Dataset rows about figures:
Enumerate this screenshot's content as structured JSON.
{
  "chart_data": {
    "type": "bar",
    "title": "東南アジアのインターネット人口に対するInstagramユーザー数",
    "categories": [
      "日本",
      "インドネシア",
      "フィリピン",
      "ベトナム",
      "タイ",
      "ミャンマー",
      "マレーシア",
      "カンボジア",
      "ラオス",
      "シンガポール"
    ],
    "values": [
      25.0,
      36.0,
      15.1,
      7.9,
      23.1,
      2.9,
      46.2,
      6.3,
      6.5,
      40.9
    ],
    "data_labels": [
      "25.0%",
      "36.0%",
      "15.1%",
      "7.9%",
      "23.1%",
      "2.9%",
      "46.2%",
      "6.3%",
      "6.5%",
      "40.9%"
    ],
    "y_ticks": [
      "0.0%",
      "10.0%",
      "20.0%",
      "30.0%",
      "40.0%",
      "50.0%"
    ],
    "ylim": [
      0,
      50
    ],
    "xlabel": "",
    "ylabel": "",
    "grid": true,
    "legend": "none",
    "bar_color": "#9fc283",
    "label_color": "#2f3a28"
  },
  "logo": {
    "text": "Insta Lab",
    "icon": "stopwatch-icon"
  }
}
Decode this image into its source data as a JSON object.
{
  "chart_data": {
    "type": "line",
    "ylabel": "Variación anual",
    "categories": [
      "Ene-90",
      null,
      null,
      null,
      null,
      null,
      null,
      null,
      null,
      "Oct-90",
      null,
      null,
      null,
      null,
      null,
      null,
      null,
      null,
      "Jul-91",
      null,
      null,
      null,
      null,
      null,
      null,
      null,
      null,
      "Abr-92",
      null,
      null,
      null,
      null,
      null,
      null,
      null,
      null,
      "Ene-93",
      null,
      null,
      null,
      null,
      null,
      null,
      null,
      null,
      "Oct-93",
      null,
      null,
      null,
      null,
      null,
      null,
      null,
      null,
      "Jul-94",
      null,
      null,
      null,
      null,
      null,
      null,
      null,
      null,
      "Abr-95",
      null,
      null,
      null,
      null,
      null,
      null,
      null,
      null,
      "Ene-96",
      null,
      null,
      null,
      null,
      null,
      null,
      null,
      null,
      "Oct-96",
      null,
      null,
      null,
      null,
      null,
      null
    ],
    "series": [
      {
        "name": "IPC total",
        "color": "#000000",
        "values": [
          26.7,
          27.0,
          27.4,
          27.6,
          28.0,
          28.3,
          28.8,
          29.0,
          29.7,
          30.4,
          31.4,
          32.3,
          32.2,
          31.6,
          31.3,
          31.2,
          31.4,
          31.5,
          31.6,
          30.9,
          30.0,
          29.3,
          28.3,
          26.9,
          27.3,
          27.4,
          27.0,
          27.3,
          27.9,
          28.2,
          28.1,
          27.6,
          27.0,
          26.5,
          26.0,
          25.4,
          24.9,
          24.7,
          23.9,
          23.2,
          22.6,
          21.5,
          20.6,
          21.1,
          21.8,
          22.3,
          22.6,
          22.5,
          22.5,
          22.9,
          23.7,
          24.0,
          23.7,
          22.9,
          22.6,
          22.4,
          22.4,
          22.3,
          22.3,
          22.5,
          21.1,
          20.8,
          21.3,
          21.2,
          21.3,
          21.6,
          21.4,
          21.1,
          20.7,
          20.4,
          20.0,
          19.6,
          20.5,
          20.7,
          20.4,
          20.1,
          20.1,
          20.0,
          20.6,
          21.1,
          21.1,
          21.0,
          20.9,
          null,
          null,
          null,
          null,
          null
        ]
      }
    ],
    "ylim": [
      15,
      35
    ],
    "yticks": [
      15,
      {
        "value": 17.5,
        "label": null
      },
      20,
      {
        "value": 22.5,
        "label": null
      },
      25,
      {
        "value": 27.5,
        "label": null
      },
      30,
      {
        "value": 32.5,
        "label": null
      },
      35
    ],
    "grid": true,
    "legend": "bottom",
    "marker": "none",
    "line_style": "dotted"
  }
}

WORK TO BE COMPLETED: Return the material exactly as it stands.

TASK RESPONSE:
Enumerate this screenshot's content as structured JSON.
{
  "chart_data": {
    "type": "bar",
    "title": "東南アジアのインターネット人口に対するInstagramユーザー数",
    "categories": [
      "日本",
      "インドネシア",
      "フィリピン",
      "ベトナム",
      "タイ",
      "ミャンマー",
      "マレーシア",
      "カンボジア",
      "ラオス",
      "シンガポール"
    ],
    "values": [
      25.0,
      36.0,
      15.1,
      7.9,
      23.1,
      2.9,
      46.2,
      6.3,
      6.5,
      40.9
    ],
    "data_labels": [
      "25.0%",
      "36.0%",
      "15.1%",
      "7.9%",
      "23.1%",
      "2.9%",
      "46.2%",
      "6.3%",
      "6.5%",
      "40.9%"
    ],
    "y_ticks": [
      "0.0%",
      "10.0%",
      "20.0%",
      "30.0%",
      "40.0%",
      "50.0%"
    ],
    "ylim": [
      0,
      50
    ],
    "xlabel": "",
    "ylabel": "",
    "grid": true,
    "legend": "none",
    "bar_color": "#9fc283",
    "label_color": "#2f3a28"
  },
  "logo": {
    "text": "Insta Lab",
    "icon": "stopwatch-icon"
  }
}
Decode this image into its source data as a JSON object.
{
  "chart_data": {
    "type": "line",
    "ylabel": "Variación anual",
    "categories": [
      "Ene-90",
      null,
      null,
      null,
      null,
      null,
      null,
      null,
      null,
      "Oct-90",
      null,
      null,
      null,
      null,
      null,
      null,
      null,
      null,
      "Jul-91",
      null,
      null,
      null,
      null,
      null,
      null,
      null,
      null,
      "Abr-92",
      null,
      null,
      null,
      null,
      null,
      null,
      null,
      null,
      "Ene-93",
      null,
      null,
      null,
      null,
      null,
      null,
      null,
      null,
      "Oct-93",
      null,
      null,
      null,
      null,
      null,
      null,
      null,
      null,
      "Jul-94",
      null,
      null,
      null,
      null,
      null,
      null,
      null,
      null,
      "Abr-95",
      null,
      null,
      null,
      null,
      null,
      null,
      null,
      null,
      "Ene-96",
      null,
      null,
      null,
      null,
      null,
      null,
      null,
      null,
      "Oct-96",
      null,
      null,
      null,
      null,
      null,
      null
    ],
    "series": [
      {
        "name": "IPC total",
        "color": "#000000",
        "values": [
          26.7,
          27.0,
          27.4,
          27.6,
          28.0,
          28.3,
          28.8,
          29.0,
          29.7,
          30.4,
          31.4,
          32.3,
          32.2,
          31.6,
          31.3,
          31.2,
          31.4,
          31.5,
          31.6,
          30.9,
          30.0,
          29.3,
          28.3,
          26.9,
          27.3,
          27.4,
          27.0,
          27.3,
          27.9,
          28.2,
          28.1,
          27.6,
          27.0,
          26.5,
          26.0,
          25.4,
          24.9,
          24.7,
          23.9,
          23.2,
          22.6,
          21.5,
          20.6,
          21.1,
          21.8,
          22.3,
          22.6,
          22.5,
          22.5,
          22.9,
          23.7,
          24.0,
          23.7,
          22.9,
          22.6,
          22.4,
          22.4,
          22.3,
          22.3,
          22.5,
          21.1,
          20.8,
          21.3,
          21.2,
          21.3,
          21.6,
          21.4,
          21.1,
          20.7,
          20.4,
          20.0,
          19.6,
          20.5,
          20.7,
          20.4,
          20.1,
          20.1,
          20.0,
          20.6,
          21.1,
          21.1,
          21.0,
          20.9,
          null,
          null,
          null,
          null,
          null
        ]
      }
    ],
    "ylim": [
      15,
      35
    ],
    "yticks": [
      15,
      {
        "value": 17.5,
        "label": null
      },
      20,
      {
        "value": 22.5,
        "label": null
      },
      25,
      {
        "value": 27.5,
        "label": null
      },
      30,
      {
        "value": 32.5,
        "label": null
      },
      35
    ],
    "grid": true,
    "legend": "bottom",
    "marker": "none",
    "line_style": "dotted"
  }
}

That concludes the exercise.